§ Stated task
Show all lines holding the string "Values".

(Dataset records)
☆ ☆ ☆ ☆
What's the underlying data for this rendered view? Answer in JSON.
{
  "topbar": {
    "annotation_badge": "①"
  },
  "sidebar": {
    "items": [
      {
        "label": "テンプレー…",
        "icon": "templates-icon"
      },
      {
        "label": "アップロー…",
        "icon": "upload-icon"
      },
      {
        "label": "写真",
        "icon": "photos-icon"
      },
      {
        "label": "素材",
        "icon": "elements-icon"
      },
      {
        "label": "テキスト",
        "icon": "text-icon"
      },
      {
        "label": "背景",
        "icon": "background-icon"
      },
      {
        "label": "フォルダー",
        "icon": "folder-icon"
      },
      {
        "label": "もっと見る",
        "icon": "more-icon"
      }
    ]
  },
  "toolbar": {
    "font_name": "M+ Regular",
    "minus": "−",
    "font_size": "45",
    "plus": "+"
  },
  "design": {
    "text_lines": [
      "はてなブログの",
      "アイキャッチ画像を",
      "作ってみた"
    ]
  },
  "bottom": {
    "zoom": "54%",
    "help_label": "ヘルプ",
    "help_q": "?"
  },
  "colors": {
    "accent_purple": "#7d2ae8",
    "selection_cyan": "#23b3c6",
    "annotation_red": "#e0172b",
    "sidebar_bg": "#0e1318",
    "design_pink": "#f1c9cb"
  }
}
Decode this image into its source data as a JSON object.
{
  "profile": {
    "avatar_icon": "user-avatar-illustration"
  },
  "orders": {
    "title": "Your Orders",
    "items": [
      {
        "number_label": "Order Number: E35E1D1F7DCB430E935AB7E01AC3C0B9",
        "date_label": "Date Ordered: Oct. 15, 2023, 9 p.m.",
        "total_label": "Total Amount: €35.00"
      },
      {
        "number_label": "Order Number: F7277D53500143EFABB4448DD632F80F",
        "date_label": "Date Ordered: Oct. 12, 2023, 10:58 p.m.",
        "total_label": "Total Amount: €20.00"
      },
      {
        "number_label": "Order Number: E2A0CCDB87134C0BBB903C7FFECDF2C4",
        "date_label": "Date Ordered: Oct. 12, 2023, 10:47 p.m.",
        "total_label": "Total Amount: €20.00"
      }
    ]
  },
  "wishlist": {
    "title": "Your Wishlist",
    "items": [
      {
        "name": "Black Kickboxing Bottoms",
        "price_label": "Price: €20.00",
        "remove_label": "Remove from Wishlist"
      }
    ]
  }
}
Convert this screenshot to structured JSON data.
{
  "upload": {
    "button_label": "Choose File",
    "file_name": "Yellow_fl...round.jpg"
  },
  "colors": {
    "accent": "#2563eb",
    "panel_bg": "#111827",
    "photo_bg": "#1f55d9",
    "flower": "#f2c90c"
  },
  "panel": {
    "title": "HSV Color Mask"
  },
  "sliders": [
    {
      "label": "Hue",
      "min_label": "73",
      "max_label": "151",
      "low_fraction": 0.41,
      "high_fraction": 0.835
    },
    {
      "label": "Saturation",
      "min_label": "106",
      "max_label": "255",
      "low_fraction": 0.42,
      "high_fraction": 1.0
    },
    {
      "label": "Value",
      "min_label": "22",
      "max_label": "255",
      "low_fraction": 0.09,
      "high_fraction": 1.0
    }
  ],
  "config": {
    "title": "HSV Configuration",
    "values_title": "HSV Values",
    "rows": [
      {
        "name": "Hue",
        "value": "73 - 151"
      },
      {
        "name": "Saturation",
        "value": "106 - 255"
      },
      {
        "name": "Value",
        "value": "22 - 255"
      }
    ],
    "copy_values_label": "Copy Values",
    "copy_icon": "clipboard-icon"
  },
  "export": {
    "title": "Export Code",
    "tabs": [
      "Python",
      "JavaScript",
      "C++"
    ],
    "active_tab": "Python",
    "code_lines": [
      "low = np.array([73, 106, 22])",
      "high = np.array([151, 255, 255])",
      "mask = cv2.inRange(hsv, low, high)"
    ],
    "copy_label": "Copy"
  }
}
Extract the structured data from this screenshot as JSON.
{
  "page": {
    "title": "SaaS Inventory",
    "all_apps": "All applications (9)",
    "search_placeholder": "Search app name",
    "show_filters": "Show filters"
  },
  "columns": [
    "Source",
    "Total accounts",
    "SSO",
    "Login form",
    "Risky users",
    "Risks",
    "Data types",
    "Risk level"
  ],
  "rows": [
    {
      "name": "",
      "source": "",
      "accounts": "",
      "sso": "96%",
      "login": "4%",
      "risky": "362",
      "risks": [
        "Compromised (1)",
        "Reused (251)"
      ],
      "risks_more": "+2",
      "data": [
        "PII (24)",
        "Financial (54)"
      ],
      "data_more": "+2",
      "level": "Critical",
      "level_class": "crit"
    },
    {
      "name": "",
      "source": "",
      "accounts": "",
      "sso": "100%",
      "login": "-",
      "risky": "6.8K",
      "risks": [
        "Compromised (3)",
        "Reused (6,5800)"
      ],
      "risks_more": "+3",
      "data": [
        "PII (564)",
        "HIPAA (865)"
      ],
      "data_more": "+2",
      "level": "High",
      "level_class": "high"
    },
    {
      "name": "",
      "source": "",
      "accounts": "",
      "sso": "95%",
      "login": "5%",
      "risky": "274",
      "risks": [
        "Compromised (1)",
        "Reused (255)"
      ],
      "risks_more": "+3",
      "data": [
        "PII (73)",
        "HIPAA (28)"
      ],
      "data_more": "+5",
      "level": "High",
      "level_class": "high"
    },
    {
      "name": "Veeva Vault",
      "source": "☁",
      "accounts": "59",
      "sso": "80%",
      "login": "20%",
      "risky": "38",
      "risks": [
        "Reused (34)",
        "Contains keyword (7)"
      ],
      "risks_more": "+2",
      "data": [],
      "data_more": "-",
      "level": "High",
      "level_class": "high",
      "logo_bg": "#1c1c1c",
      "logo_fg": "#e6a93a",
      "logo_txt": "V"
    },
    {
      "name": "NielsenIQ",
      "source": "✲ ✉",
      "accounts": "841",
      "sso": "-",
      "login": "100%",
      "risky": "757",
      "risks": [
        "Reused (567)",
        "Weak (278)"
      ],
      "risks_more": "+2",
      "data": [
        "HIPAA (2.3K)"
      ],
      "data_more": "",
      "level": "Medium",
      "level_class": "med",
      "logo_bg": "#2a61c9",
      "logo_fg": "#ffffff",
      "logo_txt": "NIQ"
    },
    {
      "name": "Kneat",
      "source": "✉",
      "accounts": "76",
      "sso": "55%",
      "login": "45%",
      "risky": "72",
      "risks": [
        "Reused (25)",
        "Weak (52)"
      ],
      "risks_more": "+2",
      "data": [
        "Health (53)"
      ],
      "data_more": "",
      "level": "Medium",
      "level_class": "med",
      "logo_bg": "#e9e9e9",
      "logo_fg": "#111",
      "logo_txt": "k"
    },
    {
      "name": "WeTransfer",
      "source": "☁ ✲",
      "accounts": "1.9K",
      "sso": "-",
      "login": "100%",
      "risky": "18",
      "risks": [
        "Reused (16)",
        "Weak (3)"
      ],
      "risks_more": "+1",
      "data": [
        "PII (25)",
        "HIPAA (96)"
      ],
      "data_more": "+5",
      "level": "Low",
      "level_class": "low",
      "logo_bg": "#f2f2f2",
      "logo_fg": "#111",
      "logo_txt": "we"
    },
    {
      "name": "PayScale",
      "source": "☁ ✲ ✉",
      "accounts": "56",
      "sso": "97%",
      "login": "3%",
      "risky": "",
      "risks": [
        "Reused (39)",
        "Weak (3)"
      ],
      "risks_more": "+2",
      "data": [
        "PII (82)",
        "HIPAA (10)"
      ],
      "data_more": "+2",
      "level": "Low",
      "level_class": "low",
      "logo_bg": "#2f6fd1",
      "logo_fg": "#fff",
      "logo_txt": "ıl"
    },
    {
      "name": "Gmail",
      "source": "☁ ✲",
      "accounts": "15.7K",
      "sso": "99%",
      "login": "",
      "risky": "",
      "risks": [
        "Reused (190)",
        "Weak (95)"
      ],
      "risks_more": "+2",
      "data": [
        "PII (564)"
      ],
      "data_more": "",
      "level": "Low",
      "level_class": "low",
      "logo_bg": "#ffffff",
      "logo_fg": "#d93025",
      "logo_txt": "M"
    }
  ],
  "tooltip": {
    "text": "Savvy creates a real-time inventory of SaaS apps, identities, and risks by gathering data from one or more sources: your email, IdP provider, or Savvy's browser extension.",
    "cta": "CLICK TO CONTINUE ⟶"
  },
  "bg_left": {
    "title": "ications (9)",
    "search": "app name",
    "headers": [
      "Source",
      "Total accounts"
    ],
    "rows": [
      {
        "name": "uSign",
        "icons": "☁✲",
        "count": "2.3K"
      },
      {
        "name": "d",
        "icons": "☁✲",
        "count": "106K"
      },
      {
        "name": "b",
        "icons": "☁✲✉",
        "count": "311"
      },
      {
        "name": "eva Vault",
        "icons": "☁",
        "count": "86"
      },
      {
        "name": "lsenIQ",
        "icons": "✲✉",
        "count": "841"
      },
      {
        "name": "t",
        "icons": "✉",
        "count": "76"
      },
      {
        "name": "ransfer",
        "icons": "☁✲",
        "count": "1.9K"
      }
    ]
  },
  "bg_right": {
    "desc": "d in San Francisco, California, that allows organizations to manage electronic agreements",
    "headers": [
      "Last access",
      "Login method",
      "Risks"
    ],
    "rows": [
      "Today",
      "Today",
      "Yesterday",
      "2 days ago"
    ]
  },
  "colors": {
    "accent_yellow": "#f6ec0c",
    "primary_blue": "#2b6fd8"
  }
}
☆ ☆ ☆ ☆
§ Solution to the problem
    "values_title": "HSV Values",
    "copy_values_label": "Copy Values",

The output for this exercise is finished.